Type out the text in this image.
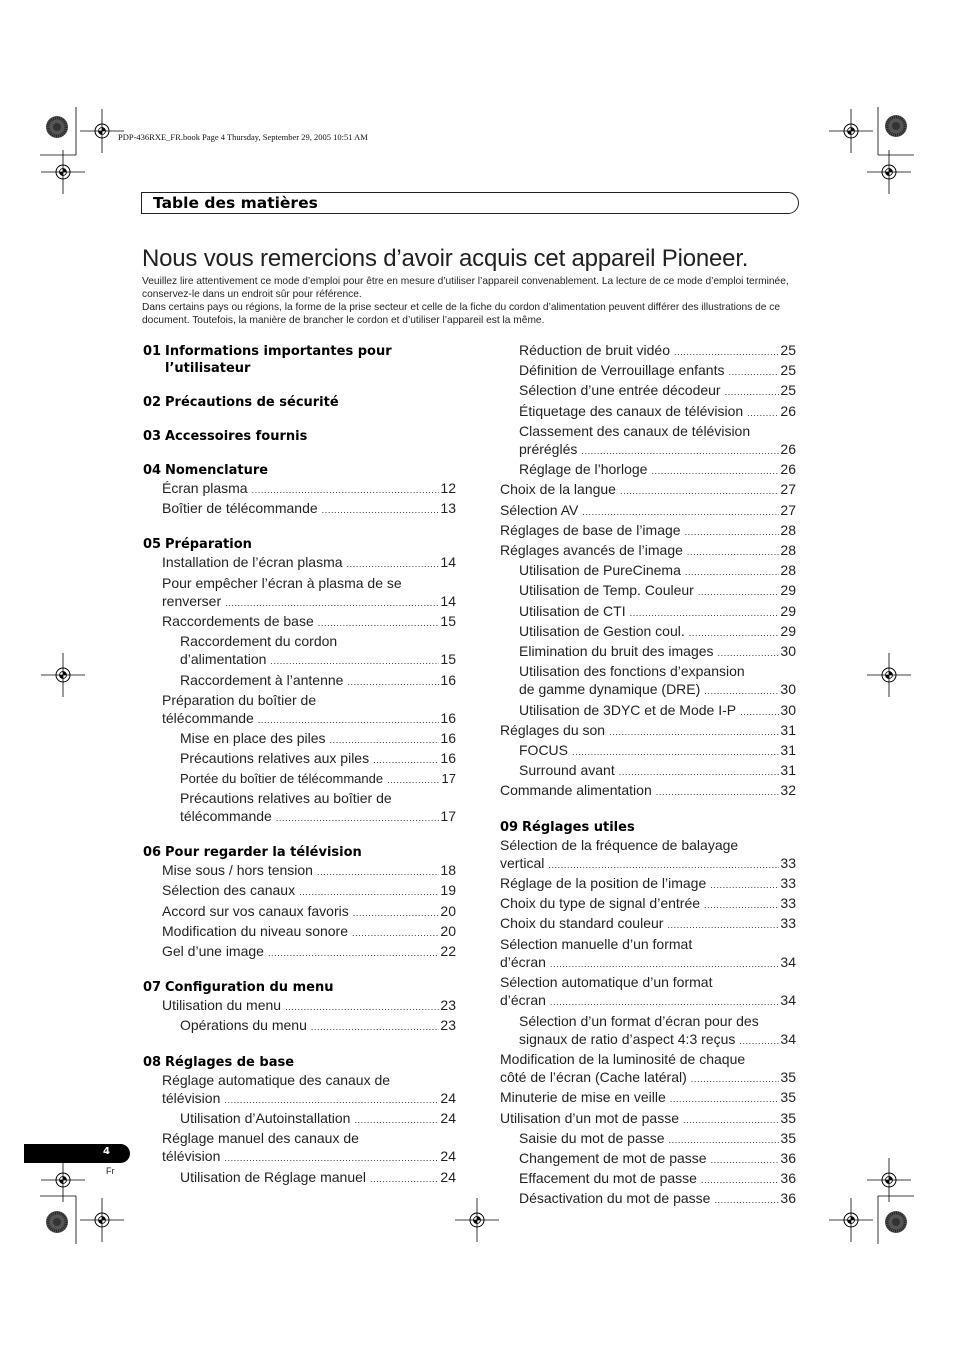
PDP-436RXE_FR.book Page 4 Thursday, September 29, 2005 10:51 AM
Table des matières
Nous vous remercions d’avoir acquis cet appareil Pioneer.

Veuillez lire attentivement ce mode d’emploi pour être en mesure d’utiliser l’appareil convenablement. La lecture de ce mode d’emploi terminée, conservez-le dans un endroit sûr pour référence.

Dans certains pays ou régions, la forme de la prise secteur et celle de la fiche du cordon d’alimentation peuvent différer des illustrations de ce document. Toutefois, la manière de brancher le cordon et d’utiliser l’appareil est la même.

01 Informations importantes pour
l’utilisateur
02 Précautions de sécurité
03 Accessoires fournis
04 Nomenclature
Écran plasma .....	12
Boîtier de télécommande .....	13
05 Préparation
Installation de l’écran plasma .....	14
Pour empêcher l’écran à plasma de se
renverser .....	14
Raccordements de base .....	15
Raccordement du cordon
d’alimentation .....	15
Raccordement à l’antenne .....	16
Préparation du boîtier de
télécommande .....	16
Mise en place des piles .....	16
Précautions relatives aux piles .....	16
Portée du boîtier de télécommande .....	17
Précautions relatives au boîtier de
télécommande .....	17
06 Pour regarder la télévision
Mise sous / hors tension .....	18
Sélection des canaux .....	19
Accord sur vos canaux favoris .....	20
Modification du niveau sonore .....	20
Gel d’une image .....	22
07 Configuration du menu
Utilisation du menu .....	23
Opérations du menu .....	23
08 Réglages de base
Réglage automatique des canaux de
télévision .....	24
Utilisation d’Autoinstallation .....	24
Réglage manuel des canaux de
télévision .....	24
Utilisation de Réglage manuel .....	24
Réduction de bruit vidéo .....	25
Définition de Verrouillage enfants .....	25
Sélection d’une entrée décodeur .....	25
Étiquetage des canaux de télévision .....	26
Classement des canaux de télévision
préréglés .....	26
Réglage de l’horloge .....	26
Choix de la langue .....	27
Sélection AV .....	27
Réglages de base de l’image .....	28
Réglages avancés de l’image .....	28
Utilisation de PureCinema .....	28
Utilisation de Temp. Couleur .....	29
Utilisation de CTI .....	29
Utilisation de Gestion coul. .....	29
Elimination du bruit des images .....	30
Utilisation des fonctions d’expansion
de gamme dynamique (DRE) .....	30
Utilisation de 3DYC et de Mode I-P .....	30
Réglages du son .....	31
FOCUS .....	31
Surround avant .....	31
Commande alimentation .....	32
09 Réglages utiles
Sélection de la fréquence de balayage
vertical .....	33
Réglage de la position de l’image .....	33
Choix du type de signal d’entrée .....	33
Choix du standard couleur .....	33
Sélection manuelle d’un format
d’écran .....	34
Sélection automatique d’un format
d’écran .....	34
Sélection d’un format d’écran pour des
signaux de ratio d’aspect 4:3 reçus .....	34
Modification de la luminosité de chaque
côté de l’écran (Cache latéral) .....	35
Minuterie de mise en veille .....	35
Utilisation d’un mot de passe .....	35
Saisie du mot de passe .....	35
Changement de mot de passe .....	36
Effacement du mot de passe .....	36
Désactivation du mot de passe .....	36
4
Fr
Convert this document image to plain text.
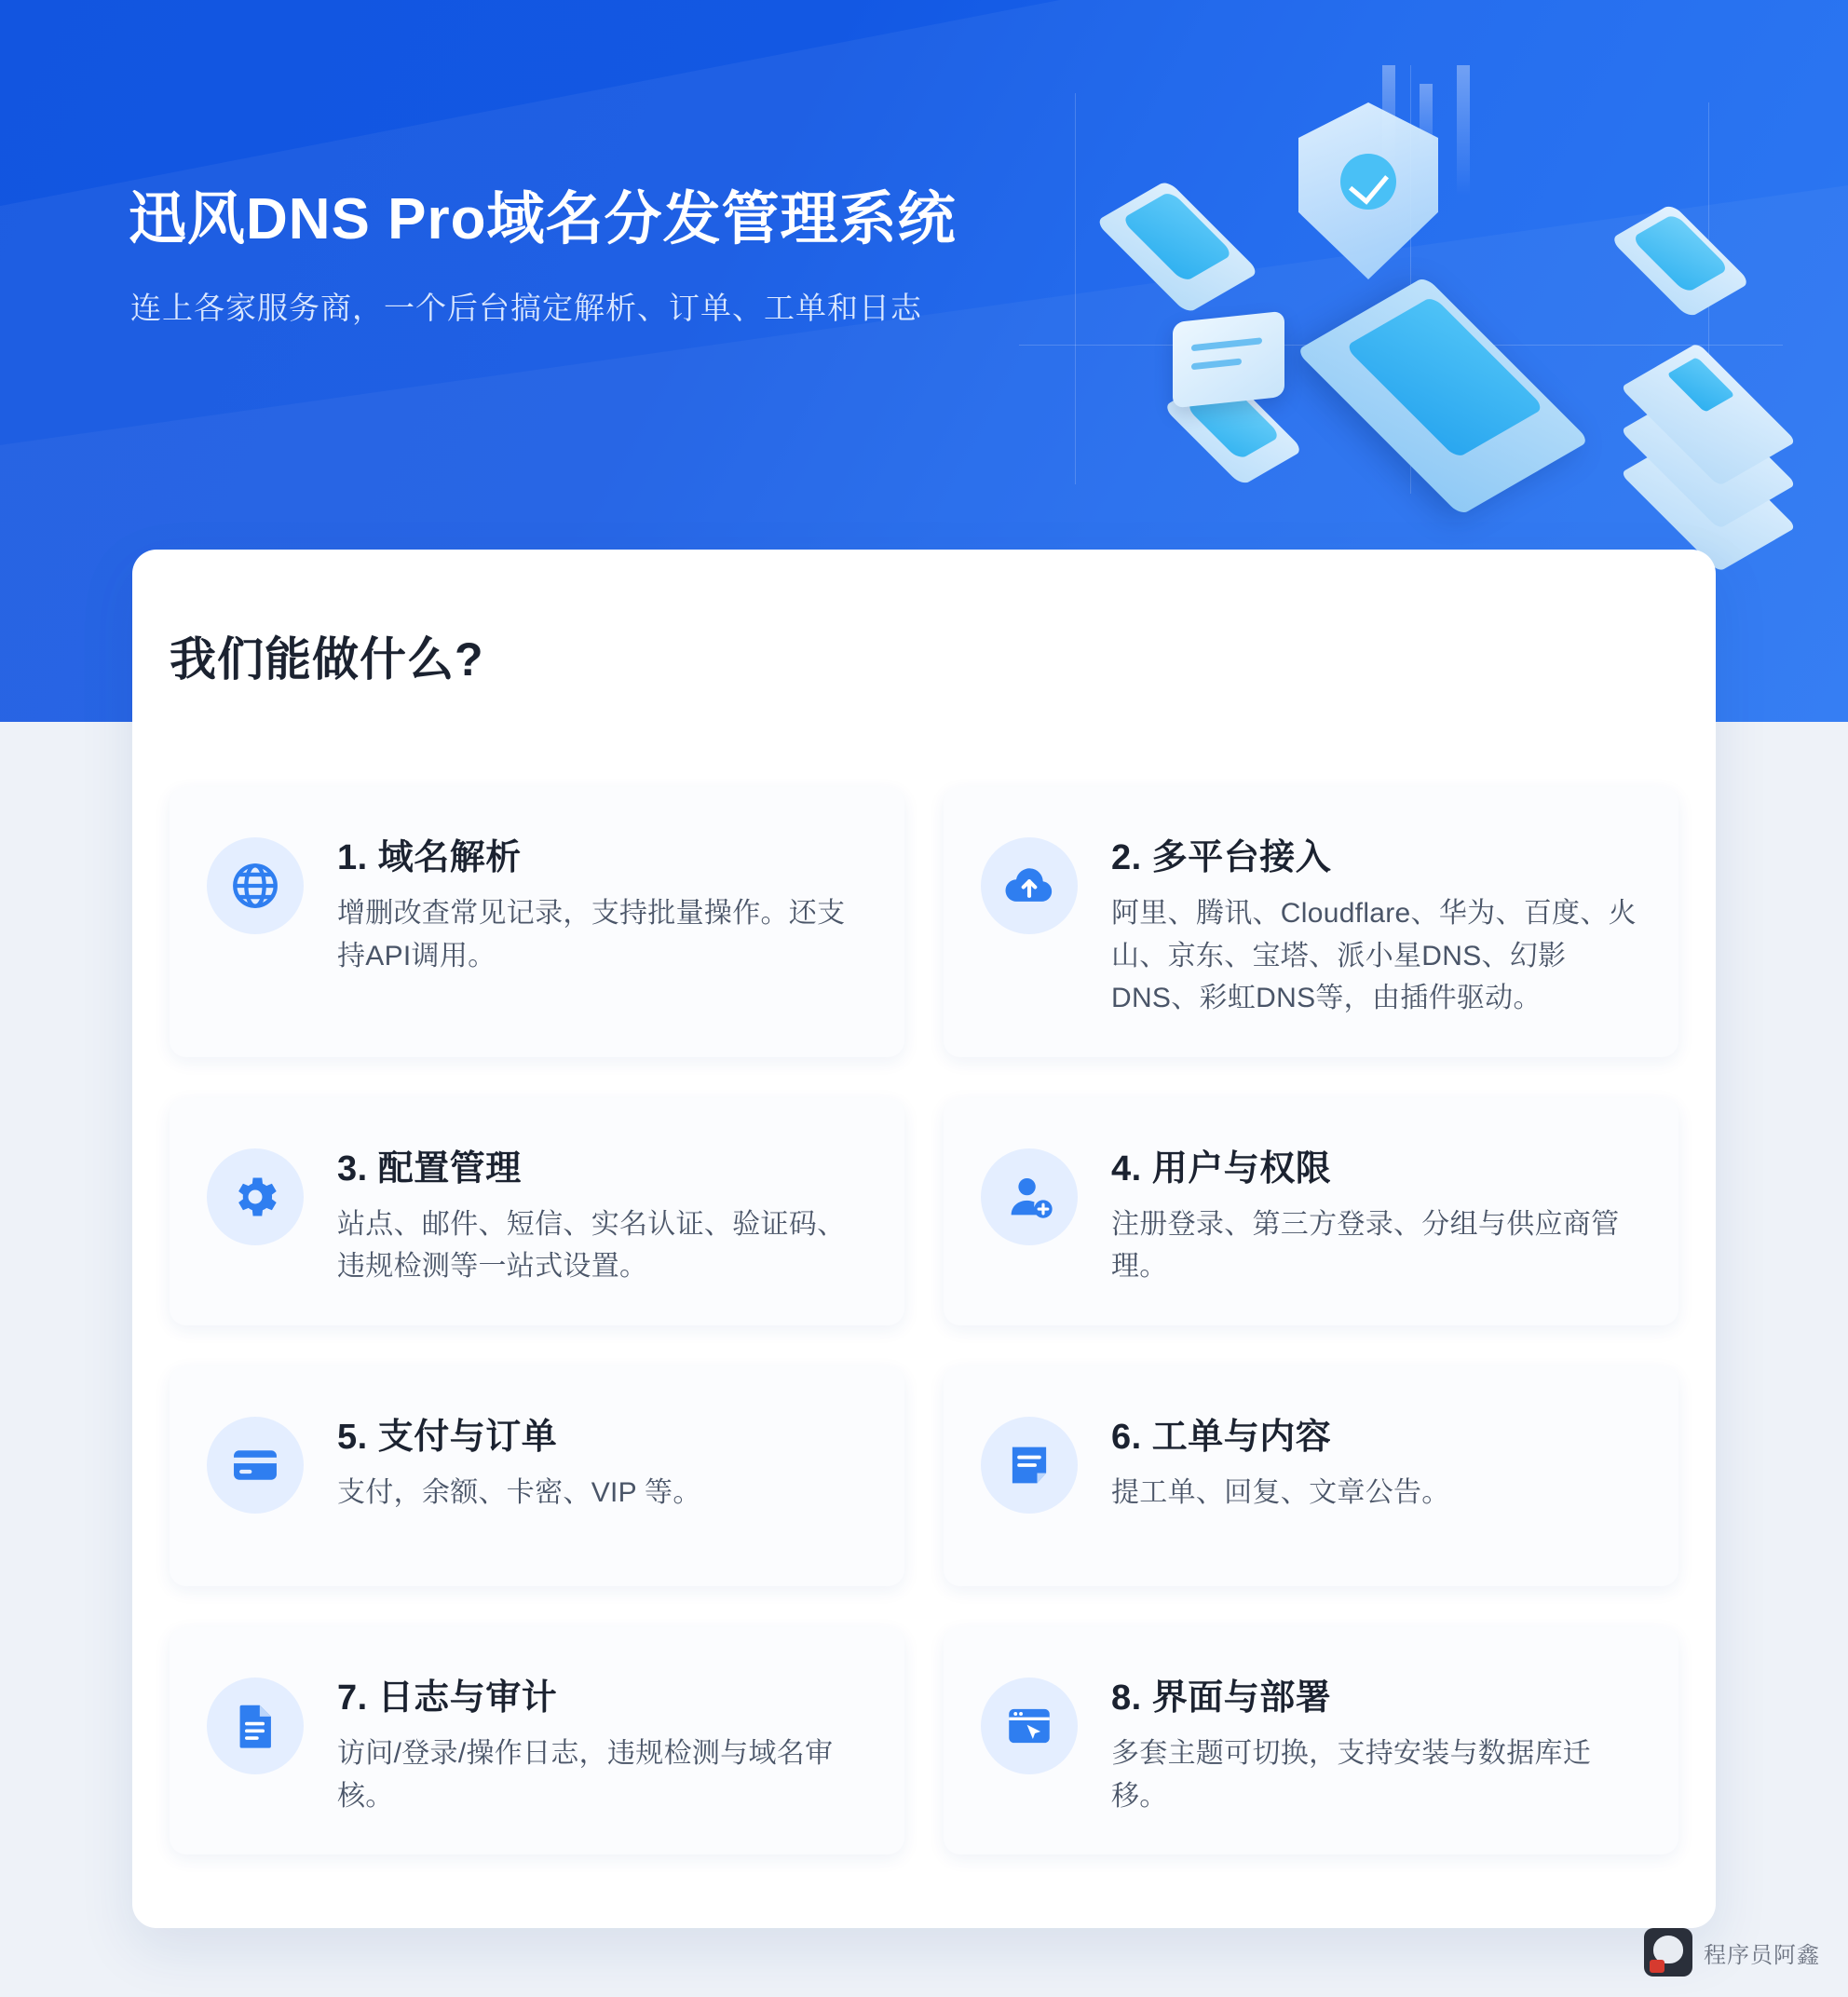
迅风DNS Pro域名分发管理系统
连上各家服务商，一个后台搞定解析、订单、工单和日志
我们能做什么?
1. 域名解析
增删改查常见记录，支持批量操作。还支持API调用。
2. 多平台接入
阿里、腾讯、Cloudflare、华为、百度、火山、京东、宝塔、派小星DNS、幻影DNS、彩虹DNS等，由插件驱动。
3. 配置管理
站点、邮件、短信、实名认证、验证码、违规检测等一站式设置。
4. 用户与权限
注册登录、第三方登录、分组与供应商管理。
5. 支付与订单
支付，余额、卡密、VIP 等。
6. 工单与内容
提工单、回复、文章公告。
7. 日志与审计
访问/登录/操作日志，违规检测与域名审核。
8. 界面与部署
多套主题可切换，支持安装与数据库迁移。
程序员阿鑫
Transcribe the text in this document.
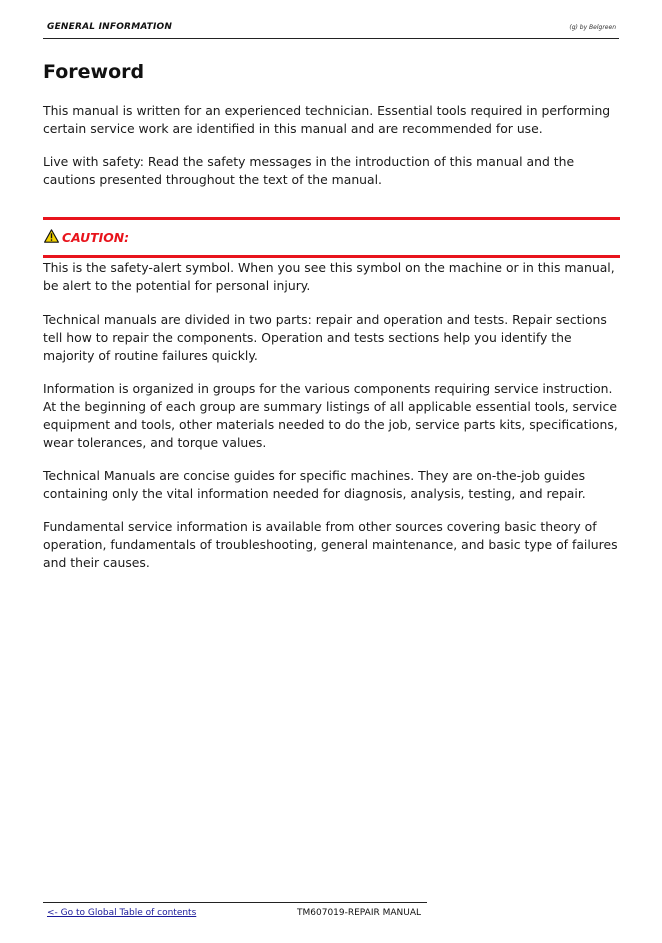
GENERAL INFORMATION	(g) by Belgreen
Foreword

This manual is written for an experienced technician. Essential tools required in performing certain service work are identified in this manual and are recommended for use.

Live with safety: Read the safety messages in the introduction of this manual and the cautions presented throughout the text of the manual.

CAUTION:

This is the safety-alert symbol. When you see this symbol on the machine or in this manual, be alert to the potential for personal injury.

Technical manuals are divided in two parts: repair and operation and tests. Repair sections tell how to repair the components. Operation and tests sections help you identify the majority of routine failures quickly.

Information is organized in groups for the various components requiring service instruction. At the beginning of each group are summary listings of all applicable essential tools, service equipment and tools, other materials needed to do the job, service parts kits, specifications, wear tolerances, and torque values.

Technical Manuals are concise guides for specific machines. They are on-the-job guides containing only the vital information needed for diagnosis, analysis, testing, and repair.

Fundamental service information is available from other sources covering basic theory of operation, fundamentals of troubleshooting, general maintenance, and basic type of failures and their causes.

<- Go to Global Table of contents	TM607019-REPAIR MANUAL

================

* _Your goal_
Copy every entry word for word, but omit the pictures.

* _Expected answer_
Type out the text in this image.
PDP-436RXE_FR.book Page 4 Thursday, September 29, 2005 10:51 AM
Table des matières
Nous vous remercions d’avoir acquis cet appareil Pioneer.

Veuillez lire attentivement ce mode d’emploi pour être en mesure d’utiliser l’appareil convenablement. La lecture de ce mode d’emploi terminée, conservez-le dans un endroit sûr pour référence.

Dans certains pays ou régions, la forme de la prise secteur et celle de la fiche du cordon d’alimentation peuvent différer des illustrations de ce document. Toutefois, la manière de brancher le cordon et d’utiliser l’appareil est la même.

01 Informations importantes pour
l’utilisateur
02 Précautions de sécurité
03 Accessoires fournis
04 Nomenclature
Écran plasma .....	12
Boîtier de télécommande .....	13
05 Préparation
Installation de l’écran plasma .....	14
Pour empêcher l’écran à plasma de se
renverser .....	14
Raccordements de base .....	15
Raccordement du cordon
d’alimentation .....	15
Raccordement à l’antenne .....	16
Préparation du boîtier de
télécommande .....	16
Mise en place des piles .....	16
Précautions relatives aux piles .....	16
Portée du boîtier de télécommande .....	17
Précautions relatives au boîtier de
télécommande .....	17
06 Pour regarder la télévision
Mise sous / hors tension .....	18
Sélection des canaux .....	19
Accord sur vos canaux favoris .....	20
Modification du niveau sonore .....	20
Gel d’une image .....	22
07 Configuration du menu
Utilisation du menu .....	23
Opérations du menu .....	23
08 Réglages de base
Réglage automatique des canaux de
télévision .....	24
Utilisation d’Autoinstallation .....	24
Réglage manuel des canaux de
télévision .....	24
Utilisation de Réglage manuel .....	24
Réduction de bruit vidéo .....	25
Définition de Verrouillage enfants .....	25
Sélection d’une entrée décodeur .....	25
Étiquetage des canaux de télévision .....	26
Classement des canaux de télévision
préréglés .....	26
Réglage de l’horloge .....	26
Choix de la langue .....	27
Sélection AV .....	27
Réglages de base de l’image .....	28
Réglages avancés de l’image .....	28
Utilisation de PureCinema .....	28
Utilisation de Temp. Couleur .....	29
Utilisation de CTI .....	29
Utilisation de Gestion coul. .....	29
Elimination du bruit des images .....	30
Utilisation des fonctions d’expansion
de gamme dynamique (DRE) .....	30
Utilisation de 3DYC et de Mode I-P .....	30
Réglages du son .....	31
FOCUS .....	31
Surround avant .....	31
Commande alimentation .....	32
09 Réglages utiles
Sélection de la fréquence de balayage
vertical .....	33
Réglage de la position de l’image .....	33
Choix du type de signal d’entrée .....	33
Choix du standard couleur .....	33
Sélection manuelle d’un format
d’écran .....	34
Sélection automatique d’un format
d’écran .....	34
Sélection d’un format d’écran pour des
signaux de ratio d’aspect 4:3 reçus .....	34
Modification de la luminosité de chaque
côté de l’écran (Cache latéral) .....	35
Minuterie de mise en veille .....	35
Utilisation d’un mot de passe .....	35
Saisie du mot de passe .....	35
Changement de mot de passe .....	36
Effacement du mot de passe .....	36
Désactivation du mot de passe .....	36
4
Fr
Convert this document image to plain text.
迅风DNS Pro域名分发管理系统
连上各家服务商，一个后台搞定解析、订单、工单和日志
我们能做什么?
1. 域名解析
增删改查常见记录，支持批量操作。还支持API调用。
2. 多平台接入
阿里、腾讯、Cloudflare、华为、百度、火山、京东、宝塔、派小星DNS、幻影DNS、彩虹DNS等，由插件驱动。
3. 配置管理
站点、邮件、短信、实名认证、验证码、违规检测等一站式设置。
4. 用户与权限
注册登录、第三方登录、分组与供应商管理。
5. 支付与订单
支付，余额、卡密、VIP 等。
6. 工单与内容
提工单、回复、文章公告。
7. 日志与审计
访问/登录/操作日志，违规检测与域名审核。
8. 界面与部署
多套主题可切换，支持安装与数据库迁移。
程序员阿鑫
Transcribe the text in this document.
GENERAL INFORMATION	(g) by Belgreen
Foreword

This manual is written for an experienced technician. Essential tools required in performing certain service work are identified in this manual and are recommended for use.

Live with safety: Read the safety messages in the introduction of this manual and the cautions presented throughout the text of the manual.

CAUTION:

This is the safety-alert symbol. When you see this symbol on the machine or in this manual, be alert to the potential for personal injury.

Technical manuals are divided in two parts: repair and operation and tests. Repair sections tell how to repair the components. Operation and tests sections help you identify the majority of routine failures quickly.

Information is organized in groups for the various components requiring service instruction. At the beginning of each group are summary listings of all applicable essential tools, service equipment and tools, other materials needed to do the job, service parts kits, specifications, wear tolerances, and torque values.

Technical Manuals are concise guides for specific machines. They are on-the-job guides containing only the vital information needed for diagnosis, analysis, testing, and repair.

Fundamental service information is available from other sources covering basic theory of operation, fundamentals of troubleshooting, general maintenance, and basic type of failures and their causes.

<- Go to Global Table of contents	TM607019-REPAIR MANUAL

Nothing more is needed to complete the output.